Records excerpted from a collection
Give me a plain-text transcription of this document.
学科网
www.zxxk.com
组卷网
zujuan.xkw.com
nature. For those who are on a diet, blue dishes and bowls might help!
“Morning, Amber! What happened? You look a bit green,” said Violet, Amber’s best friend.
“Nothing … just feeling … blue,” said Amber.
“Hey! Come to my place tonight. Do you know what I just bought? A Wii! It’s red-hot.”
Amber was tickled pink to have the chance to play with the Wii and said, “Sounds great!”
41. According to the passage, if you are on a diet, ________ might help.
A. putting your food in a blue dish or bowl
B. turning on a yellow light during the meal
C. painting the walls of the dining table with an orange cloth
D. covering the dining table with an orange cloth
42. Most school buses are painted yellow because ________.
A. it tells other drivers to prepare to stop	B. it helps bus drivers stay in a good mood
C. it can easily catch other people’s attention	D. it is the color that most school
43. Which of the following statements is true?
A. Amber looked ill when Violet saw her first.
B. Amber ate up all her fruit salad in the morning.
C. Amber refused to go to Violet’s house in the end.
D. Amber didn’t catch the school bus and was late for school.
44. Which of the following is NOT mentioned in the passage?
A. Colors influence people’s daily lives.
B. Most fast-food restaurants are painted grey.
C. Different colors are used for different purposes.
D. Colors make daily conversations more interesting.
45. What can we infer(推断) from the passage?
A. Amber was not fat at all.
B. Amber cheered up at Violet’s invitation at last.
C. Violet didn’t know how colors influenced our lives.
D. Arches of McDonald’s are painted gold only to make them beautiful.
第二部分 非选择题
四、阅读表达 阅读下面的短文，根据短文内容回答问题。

- **SET TASK**
Produce an exact copy of all the records.

- **WRITTEN ANSWER**
Give me a plain-text transcription of this document.
学科网
www.zxxk.com
组卷网
zujuan.xkw.com
nature. For those who are on a diet, blue dishes and bowls might help!
“Morning, Amber! What happened? You look a bit green,” said Violet, Amber’s best friend.
“Nothing … just feeling … blue,” said Amber.
“Hey! Come to my place tonight. Do you know what I just bought? A Wii! It’s red-hot.”
Amber was tickled pink to have the chance to play with the Wii and said, “Sounds great!”
41. According to the passage, if you are on a diet, ________ might help.
A. putting your food in a blue dish or bowl
B. turning on a yellow light during the meal
C. painting the walls of the dining table with an orange cloth
D. covering the dining table with an orange cloth
42. Most school buses are painted yellow because ________.
A. it tells other drivers to prepare to stop	B. it helps bus drivers stay in a good mood
C. it can easily catch other people’s attention	D. it is the color that most school
43. Which of the following statements is true?
A. Amber looked ill when Violet saw her first.
B. Amber ate up all her fruit salad in the morning.
C. Amber refused to go to Violet’s house in the end.
D. Amber didn’t catch the school bus and was late for school.
44. Which of the following is NOT mentioned in the passage?
A. Colors influence people’s daily lives.
B. Most fast-food restaurants are painted grey.
C. Different colors are used for different purposes.
D. Colors make daily conversations more interesting.
45. What can we infer(推断) from the passage?
A. Amber was not fat at all.
B. Amber cheered up at Violet’s invitation at last.
C. Violet didn’t know how colors influenced our lives.
D. Arches of McDonald’s are painted gold only to make them beautiful.
第二部分 非选择题
四、阅读表达 阅读下面的短文，根据短文内容回答问题。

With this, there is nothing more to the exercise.